WHAT TO DO —
Identify and pull out each line of the entries in which "water" occurs.

--- begin SUPPLIED ENTRIES ---

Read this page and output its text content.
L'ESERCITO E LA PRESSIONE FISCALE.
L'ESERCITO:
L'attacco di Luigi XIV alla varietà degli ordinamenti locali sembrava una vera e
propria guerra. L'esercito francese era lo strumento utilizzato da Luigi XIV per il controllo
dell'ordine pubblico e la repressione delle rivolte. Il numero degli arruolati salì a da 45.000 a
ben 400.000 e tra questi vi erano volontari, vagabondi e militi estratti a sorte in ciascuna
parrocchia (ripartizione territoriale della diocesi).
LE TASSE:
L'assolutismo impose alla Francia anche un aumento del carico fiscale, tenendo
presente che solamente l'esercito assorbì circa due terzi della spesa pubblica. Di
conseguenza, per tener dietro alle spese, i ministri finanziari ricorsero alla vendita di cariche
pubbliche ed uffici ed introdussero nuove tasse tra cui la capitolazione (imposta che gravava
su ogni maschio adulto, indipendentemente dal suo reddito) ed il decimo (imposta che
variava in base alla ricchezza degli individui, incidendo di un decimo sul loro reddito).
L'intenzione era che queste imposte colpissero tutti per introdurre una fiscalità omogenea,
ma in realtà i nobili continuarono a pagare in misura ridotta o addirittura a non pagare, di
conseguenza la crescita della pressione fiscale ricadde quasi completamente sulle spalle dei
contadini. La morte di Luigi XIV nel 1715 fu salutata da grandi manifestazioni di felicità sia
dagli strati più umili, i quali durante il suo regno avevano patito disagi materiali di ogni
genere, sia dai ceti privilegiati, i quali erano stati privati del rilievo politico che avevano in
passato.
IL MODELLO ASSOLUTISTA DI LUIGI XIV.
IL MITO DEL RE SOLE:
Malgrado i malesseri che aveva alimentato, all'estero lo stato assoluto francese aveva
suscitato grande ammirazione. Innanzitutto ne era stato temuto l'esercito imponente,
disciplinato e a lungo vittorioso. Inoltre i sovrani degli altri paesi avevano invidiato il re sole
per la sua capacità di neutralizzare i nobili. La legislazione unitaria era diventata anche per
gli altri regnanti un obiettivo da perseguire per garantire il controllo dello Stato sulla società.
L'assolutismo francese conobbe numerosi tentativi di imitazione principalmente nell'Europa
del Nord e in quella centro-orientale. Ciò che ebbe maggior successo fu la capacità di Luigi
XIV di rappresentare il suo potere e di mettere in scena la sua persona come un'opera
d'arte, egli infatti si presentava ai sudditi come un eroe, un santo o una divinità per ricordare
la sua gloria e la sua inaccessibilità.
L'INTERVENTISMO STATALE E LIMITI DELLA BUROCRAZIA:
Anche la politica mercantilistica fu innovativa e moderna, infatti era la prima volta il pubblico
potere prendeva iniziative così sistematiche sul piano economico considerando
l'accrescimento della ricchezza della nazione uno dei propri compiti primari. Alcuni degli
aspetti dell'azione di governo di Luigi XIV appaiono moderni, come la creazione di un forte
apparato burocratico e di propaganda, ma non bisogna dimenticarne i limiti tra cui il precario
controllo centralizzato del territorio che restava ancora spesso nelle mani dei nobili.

--- end SUPPLIED ENTRIES ---
--- begin SUPPLIED ENTRIES ---

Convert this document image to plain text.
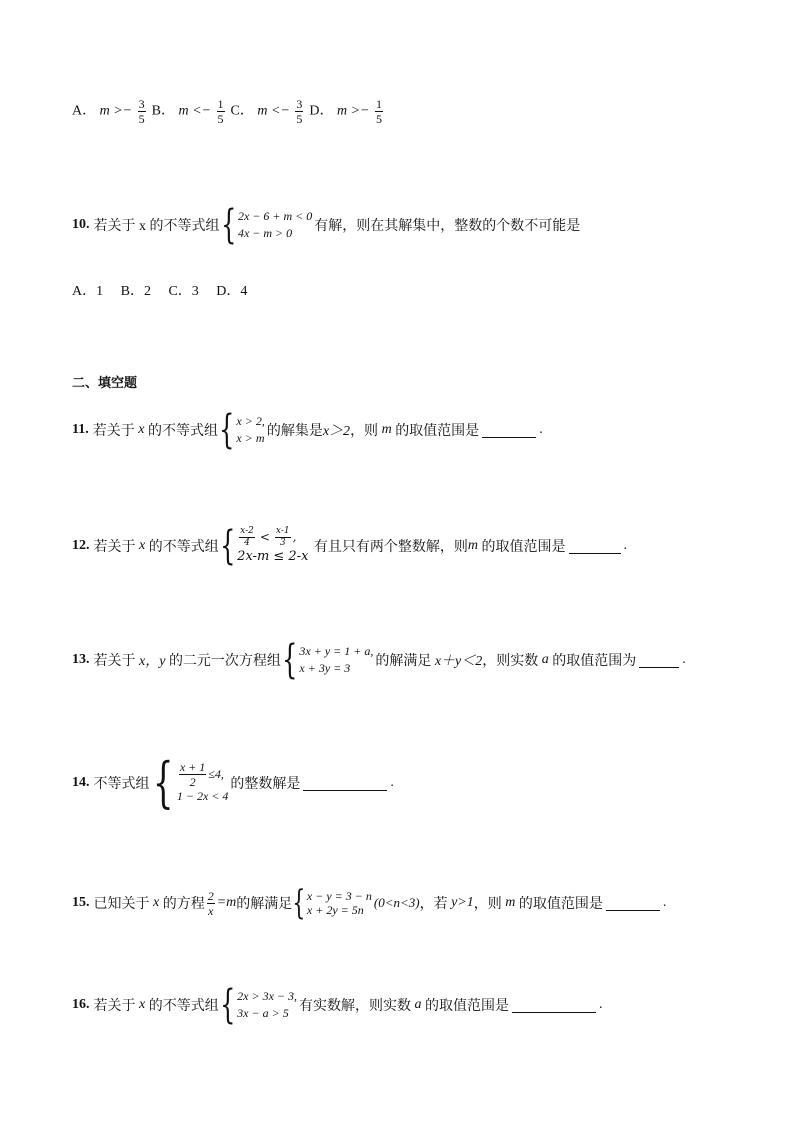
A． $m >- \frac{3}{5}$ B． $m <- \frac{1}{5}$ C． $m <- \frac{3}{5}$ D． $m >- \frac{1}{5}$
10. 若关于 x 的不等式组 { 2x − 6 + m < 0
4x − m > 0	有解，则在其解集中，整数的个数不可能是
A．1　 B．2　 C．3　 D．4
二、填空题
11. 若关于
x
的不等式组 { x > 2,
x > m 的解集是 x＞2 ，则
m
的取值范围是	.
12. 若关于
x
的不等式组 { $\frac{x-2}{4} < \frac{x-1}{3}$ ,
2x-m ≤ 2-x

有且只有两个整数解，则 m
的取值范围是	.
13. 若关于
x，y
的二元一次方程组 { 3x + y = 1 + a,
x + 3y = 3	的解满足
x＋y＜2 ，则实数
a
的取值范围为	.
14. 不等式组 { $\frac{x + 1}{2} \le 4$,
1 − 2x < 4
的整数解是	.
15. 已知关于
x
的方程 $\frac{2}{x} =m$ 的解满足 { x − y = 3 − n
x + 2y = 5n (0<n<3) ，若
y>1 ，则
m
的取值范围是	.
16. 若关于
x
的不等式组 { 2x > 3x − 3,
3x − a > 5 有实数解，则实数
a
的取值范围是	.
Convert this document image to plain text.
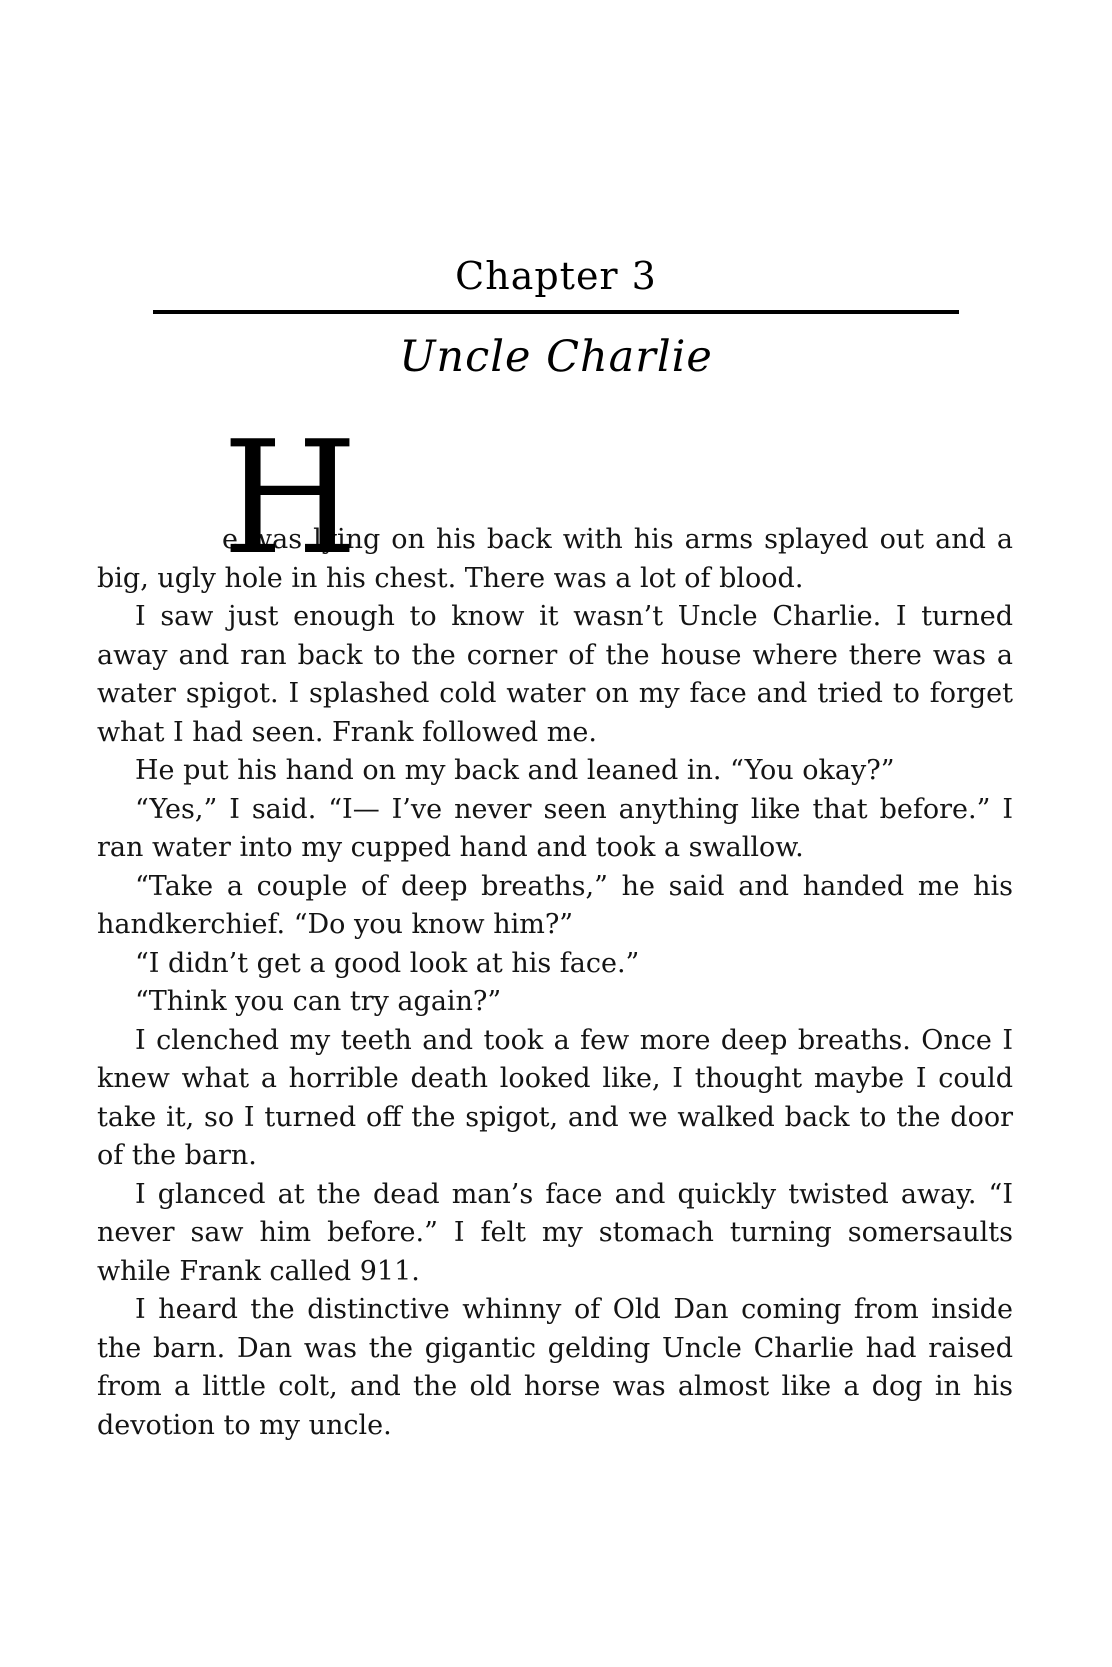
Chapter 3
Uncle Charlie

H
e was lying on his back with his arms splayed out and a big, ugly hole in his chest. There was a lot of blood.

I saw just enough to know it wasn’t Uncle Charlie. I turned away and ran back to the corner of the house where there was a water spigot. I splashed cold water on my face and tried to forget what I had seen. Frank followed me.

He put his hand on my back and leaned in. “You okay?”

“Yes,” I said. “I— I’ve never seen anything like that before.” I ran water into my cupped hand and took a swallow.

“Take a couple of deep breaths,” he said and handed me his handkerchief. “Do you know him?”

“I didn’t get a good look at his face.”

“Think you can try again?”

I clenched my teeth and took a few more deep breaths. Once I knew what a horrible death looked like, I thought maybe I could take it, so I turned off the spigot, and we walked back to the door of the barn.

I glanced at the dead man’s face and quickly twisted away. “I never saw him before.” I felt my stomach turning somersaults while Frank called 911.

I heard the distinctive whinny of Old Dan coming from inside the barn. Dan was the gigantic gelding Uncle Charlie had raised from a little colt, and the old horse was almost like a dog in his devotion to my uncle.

--- end SUPPLIED ENTRIES ---

EXERCISE OUTPUT —
I saw just enough to know it wasn’t Uncle Charlie. I turned away and ran back to the corner of the house where there was a water spigot. I splashed cold water on my face and tried to forget what I had seen. Frank followed me.
“Yes,” I said. “I— I’ve never seen anything like that before.” I ran water into my cupped hand and took a swallow.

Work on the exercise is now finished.